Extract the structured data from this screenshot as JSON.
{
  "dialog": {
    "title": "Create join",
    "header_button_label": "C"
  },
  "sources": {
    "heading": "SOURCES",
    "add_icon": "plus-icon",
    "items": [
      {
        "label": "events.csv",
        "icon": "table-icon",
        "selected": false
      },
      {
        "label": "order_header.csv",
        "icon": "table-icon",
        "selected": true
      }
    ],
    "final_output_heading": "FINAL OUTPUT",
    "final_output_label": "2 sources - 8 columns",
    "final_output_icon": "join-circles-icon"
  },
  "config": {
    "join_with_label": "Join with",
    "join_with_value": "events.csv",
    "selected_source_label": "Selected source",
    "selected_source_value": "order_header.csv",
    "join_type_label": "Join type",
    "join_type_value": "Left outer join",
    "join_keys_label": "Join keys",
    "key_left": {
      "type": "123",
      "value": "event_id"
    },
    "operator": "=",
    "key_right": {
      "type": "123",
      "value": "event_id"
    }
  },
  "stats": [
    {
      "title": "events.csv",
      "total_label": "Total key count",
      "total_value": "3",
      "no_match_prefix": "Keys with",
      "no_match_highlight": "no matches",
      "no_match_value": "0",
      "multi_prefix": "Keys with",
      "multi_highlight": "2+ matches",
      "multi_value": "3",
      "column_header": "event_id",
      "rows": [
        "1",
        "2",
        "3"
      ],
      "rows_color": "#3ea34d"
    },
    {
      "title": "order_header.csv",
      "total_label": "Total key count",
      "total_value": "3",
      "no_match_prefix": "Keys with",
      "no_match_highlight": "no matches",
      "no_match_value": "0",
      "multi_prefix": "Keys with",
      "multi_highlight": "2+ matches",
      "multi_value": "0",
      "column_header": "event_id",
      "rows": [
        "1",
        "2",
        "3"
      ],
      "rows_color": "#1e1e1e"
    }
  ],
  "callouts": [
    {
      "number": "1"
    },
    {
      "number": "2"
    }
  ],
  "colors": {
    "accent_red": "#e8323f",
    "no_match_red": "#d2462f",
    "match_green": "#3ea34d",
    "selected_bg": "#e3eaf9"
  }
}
:::
GIVEN INSTRUCTION: Repeat the material above in full, keeping every word.

RESULT OF THIS EXERCISE:
Extract the structured data from this screenshot as JSON.
{
  "dialog": {
    "title": "Create join",
    "header_button_label": "C"
  },
  "sources": {
    "heading": "SOURCES",
    "add_icon": "plus-icon",
    "items": [
      {
        "label": "events.csv",
        "icon": "table-icon",
        "selected": false
      },
      {
        "label": "order_header.csv",
        "icon": "table-icon",
        "selected": true
      }
    ],
    "final_output_heading": "FINAL OUTPUT",
    "final_output_label": "2 sources - 8 columns",
    "final_output_icon": "join-circles-icon"
  },
  "config": {
    "join_with_label": "Join with",
    "join_with_value": "events.csv",
    "selected_source_label": "Selected source",
    "selected_source_value": "order_header.csv",
    "join_type_label": "Join type",
    "join_type_value": "Left outer join",
    "join_keys_label": "Join keys",
    "key_left": {
      "type": "123",
      "value": "event_id"
    },
    "operator": "=",
    "key_right": {
      "type": "123",
      "value": "event_id"
    }
  },
  "stats": [
    {
      "title": "events.csv",
      "total_label": "Total key count",
      "total_value": "3",
      "no_match_prefix": "Keys with",
      "no_match_highlight": "no matches",
      "no_match_value": "0",
      "multi_prefix": "Keys with",
      "multi_highlight": "2+ matches",
      "multi_value": "3",
      "column_header": "event_id",
      "rows": [
        "1",
        "2",
        "3"
      ],
      "rows_color": "#3ea34d"
    },
    {
      "title": "order_header.csv",
      "total_label": "Total key count",
      "total_value": "3",
      "no_match_prefix": "Keys with",
      "no_match_highlight": "no matches",
      "no_match_value": "0",
      "multi_prefix": "Keys with",
      "multi_highlight": "2+ matches",
      "multi_value": "0",
      "column_header": "event_id",
      "rows": [
        "1",
        "2",
        "3"
      ],
      "rows_color": "#1e1e1e"
    }
  ],
  "callouts": [
    {
      "number": "1"
    },
    {
      "number": "2"
    }
  ],
  "colors": {
    "accent_red": "#e8323f",
    "no_match_red": "#d2462f",
    "match_green": "#3ea34d",
    "selected_bg": "#e3eaf9"
  }
}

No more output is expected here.